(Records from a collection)
»»

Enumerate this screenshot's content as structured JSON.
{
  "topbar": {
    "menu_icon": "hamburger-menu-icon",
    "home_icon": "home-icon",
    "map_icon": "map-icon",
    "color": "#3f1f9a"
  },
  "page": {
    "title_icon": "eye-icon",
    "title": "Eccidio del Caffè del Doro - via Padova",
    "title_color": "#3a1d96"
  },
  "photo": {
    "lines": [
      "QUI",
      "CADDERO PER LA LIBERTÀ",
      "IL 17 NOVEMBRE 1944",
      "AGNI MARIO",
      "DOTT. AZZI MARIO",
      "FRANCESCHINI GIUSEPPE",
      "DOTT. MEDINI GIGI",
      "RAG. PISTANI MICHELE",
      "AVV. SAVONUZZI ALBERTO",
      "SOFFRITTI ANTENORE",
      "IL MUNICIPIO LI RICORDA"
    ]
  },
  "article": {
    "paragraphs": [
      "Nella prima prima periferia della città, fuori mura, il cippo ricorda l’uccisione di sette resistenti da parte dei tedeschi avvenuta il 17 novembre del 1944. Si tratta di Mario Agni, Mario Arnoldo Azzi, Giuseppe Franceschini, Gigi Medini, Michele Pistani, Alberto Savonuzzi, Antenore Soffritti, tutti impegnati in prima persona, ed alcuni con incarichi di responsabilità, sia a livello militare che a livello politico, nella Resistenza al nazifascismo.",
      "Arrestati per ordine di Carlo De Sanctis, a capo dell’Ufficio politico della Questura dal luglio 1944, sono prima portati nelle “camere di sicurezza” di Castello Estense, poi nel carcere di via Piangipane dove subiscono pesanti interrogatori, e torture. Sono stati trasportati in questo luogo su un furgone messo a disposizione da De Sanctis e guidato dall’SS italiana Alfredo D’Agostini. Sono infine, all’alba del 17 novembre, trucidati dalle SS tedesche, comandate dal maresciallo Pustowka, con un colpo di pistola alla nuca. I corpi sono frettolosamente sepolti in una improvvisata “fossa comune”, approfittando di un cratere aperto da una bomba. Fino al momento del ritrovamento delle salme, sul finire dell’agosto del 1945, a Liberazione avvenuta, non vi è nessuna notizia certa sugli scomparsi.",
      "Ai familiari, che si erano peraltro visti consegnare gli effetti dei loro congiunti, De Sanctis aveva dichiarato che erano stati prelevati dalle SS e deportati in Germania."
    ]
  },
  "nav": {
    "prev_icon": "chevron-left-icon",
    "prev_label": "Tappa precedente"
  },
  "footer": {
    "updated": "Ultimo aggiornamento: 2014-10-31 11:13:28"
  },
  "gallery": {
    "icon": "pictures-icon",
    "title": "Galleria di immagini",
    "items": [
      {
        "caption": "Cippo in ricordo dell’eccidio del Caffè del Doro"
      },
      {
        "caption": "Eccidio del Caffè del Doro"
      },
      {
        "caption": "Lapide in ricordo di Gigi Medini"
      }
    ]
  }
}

««

■ Exercise details ■
Write out every entry again, keeping each line exactly the same.

■ Response ■
Enumerate this screenshot's content as structured JSON.
{
  "topbar": {
    "menu_icon": "hamburger-menu-icon",
    "home_icon": "home-icon",
    "map_icon": "map-icon",
    "color": "#3f1f9a"
  },
  "page": {
    "title_icon": "eye-icon",
    "title": "Eccidio del Caffè del Doro - via Padova",
    "title_color": "#3a1d96"
  },
  "photo": {
    "lines": [
      "QUI",
      "CADDERO PER LA LIBERTÀ",
      "IL 17 NOVEMBRE 1944",
      "AGNI MARIO",
      "DOTT. AZZI MARIO",
      "FRANCESCHINI GIUSEPPE",
      "DOTT. MEDINI GIGI",
      "RAG. PISTANI MICHELE",
      "AVV. SAVONUZZI ALBERTO",
      "SOFFRITTI ANTENORE",
      "IL MUNICIPIO LI RICORDA"
    ]
  },
  "article": {
    "paragraphs": [
      "Nella prima prima periferia della città, fuori mura, il cippo ricorda l’uccisione di sette resistenti da parte dei tedeschi avvenuta il 17 novembre del 1944. Si tratta di Mario Agni, Mario Arnoldo Azzi, Giuseppe Franceschini, Gigi Medini, Michele Pistani, Alberto Savonuzzi, Antenore Soffritti, tutti impegnati in prima persona, ed alcuni con incarichi di responsabilità, sia a livello militare che a livello politico, nella Resistenza al nazifascismo.",
      "Arrestati per ordine di Carlo De Sanctis, a capo dell’Ufficio politico della Questura dal luglio 1944, sono prima portati nelle “camere di sicurezza” di Castello Estense, poi nel carcere di via Piangipane dove subiscono pesanti interrogatori, e torture. Sono stati trasportati in questo luogo su un furgone messo a disposizione da De Sanctis e guidato dall’SS italiana Alfredo D’Agostini. Sono infine, all’alba del 17 novembre, trucidati dalle SS tedesche, comandate dal maresciallo Pustowka, con un colpo di pistola alla nuca. I corpi sono frettolosamente sepolti in una improvvisata “fossa comune”, approfittando di un cratere aperto da una bomba. Fino al momento del ritrovamento delle salme, sul finire dell’agosto del 1945, a Liberazione avvenuta, non vi è nessuna notizia certa sugli scomparsi.",
      "Ai familiari, che si erano peraltro visti consegnare gli effetti dei loro congiunti, De Sanctis aveva dichiarato che erano stati prelevati dalle SS e deportati in Germania."
    ]
  },
  "nav": {
    "prev_icon": "chevron-left-icon",
    "prev_label": "Tappa precedente"
  },
  "footer": {
    "updated": "Ultimo aggiornamento: 2014-10-31 11:13:28"
  },
  "gallery": {
    "icon": "pictures-icon",
    "title": "Galleria di immagini",
    "items": [
      {
        "caption": "Cippo in ricordo dell’eccidio del Caffè del Doro"
      },
      {
        "caption": "Eccidio del Caffè del Doro"
      },
      {
        "caption": "Lapide in ricordo di Gigi Medini"
      }
    ]
  }
}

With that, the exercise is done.